**ТЕКСТ ДОКУМЕНТА**
-=-=-=-=-

Когда к концу церемонии в Сен-Васт присутствующие должны были принести клятву, Юг де Ланнуа и Роланд де Дюнкерк незаметно вышли из церкви. Впоследствии они все же принесли присягу. Жан де Люксембург остался, но публично отказался присягать и, в отличие от остальных, упорствовал в своем отказе до самой своей смерти в 1441 году. В последние шесть лет своей жизни он так и не отказался от английского подданства и защищал свои замки в Пикардии, в то время как многие его вассалы продолжали служить Англии.
Такие люди, как Ланнуа и Жан де Люксембург, поддерживали дело, которое в конечном итоге было обречено на провал. Но их предостережения, высказанные на чреватых последствиями заседаниях Совета в Аррасе, оказались прозорливыми. Прошедшие годы так и не утихомирили гнев, вызванный в сердцах Карла VII и его министров договором в Труа и пятнадцатилетним союзом Филиппа с Англией. Карл VII так и не смог избавиться от мысли, что заключив Аррасский договор уступил Филиппу слишком много. У анжуйцев, главенствовавших в его Совете, были свои причины для недовольства Бургундским домом. Два дома принцев крови рассорились во время гражданских войн, и еще больше горечи добавили жестокие условия договора о выкупе Рене Анжуйского после его пленения при Бульневиле. Через 12 лет после заключения Аррасского договора посол курфюрста Саксонии при французском дворе сообщал, что Филипп Добрый был здесь так же ненавистен, как и раньше. Памятники Иоанну Бесстрашному, которые должны были быть воздвигнуты в Монтеро, так и не были построены, мессы за упокой его души так и не были отслужены, а виновные в его смерти так и не были привлечены к ответственности, хотя их личности были уже всем известны. Владения Филиппа, особенно в двух Бургундиях, продолжали оставаться добычей французских рутьеров, которых Карл VII не мог контролировать. Постоянное юридическое наступление подрывало авторитет Филиппа в его собственных владениях. Бургундские чиновники вскоре составляли длинные списки нарушений Аррасского договора и посягательств на его юрисдикцию.

-=-=-=-=-

**ЗАДАНИЕ 1**
В каком году, согласно тексту об Аррасском договоре, умер Жан де Люксембург?
**ЗАДАНИЕ 2**
Допишите текст об Аррасском договоре и его последствиях, начав сразу после его последнего предложения.

(Записи с размеченными областями)
-=-=-=-=-

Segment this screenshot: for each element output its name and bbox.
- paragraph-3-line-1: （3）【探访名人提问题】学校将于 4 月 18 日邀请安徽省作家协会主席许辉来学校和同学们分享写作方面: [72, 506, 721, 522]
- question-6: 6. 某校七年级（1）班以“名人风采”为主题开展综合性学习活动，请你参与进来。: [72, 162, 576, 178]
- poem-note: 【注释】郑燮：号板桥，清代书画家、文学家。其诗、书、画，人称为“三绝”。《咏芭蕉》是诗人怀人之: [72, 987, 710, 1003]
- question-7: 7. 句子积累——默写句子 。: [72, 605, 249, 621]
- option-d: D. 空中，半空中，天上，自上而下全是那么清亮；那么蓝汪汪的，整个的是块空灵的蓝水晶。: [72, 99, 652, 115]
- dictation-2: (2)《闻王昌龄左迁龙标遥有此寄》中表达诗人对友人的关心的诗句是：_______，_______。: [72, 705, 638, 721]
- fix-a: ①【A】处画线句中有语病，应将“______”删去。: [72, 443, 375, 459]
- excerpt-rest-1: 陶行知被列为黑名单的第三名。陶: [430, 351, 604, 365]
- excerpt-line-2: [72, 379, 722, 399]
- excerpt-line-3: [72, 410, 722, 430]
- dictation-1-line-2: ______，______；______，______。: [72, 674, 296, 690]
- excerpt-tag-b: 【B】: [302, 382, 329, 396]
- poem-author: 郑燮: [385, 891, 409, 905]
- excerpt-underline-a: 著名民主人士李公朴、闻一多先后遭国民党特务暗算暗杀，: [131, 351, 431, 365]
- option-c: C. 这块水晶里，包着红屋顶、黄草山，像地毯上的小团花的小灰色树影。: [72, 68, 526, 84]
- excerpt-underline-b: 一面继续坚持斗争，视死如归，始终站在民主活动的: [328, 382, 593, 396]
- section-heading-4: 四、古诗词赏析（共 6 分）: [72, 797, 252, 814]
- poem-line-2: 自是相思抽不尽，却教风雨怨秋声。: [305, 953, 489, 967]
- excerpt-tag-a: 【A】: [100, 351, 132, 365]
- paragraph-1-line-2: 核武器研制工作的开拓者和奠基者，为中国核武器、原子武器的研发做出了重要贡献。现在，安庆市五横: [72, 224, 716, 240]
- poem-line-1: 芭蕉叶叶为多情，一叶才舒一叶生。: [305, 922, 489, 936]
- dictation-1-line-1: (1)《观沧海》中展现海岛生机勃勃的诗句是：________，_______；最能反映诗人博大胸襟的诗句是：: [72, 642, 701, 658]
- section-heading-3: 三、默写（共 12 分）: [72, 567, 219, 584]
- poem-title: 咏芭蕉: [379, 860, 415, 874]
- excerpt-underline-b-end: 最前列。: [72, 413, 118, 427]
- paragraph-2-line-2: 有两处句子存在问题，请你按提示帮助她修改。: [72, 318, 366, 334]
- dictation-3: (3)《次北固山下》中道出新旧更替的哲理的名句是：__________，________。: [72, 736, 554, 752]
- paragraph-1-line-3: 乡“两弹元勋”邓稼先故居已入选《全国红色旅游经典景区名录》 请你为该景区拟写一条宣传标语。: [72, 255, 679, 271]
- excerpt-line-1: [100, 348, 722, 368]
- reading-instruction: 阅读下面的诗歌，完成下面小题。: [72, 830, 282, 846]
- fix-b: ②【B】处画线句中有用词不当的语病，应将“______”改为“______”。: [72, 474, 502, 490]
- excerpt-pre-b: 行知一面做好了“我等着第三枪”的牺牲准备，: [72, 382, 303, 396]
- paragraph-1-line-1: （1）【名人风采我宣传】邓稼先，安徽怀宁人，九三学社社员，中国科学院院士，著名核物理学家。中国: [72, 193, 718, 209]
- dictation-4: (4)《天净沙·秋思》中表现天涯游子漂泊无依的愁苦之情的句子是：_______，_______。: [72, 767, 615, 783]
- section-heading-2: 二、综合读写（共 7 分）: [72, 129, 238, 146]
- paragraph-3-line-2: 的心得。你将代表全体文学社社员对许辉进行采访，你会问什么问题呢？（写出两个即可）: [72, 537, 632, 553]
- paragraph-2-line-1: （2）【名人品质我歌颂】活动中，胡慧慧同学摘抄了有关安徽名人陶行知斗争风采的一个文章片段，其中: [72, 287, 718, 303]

-=-=-=-=-

**ОТВЕТ НА ЗАДАНИЕ 1**
В 1441 году.

**ОТВЕТ НА ЗАДАНИЕ 2**
После поражений Англии в 1449–1453 гг. торжествующая Франция, избавленная от постоянной угрозы войны с той стороны Ла-Манша, в один прекрасный день бросит вызов бургундскому влиянию в Лотарингии, Люксембурге и Рейнской области — всех жизненно важных сферах бургундских интересов. "Когда человек хочет повалить большое и старое дерево, вросшее в землю длинными и глубокими корнями, он сначала роет вокруг него большую траншею… чтобы обрубить эти корни, — писал Тома Базен, — именно так, чтобы уничтожить Бургундский дом, в то время самое богатое и успешное государство Франции и Германии, Карл, король Франции, начал подрывать и обрубать его корни". Вскоре Филипп узнал то, что никогда не забывали англичане: в долгосрочной перспективе его политическая автономия не сможет сохраниться, если он примет статус вассала Франции династии Валуа. Не только в ретроспективе можно увидеть, что Аррасский договор подготовил почву для окончательного разрушения Бургундского государства. Более дальновидные члены Совета Филиппа предупреждали его в то время, что если Карлу VII удастся избавить Францию от англичан, то Бургундский дом будет следующим[650].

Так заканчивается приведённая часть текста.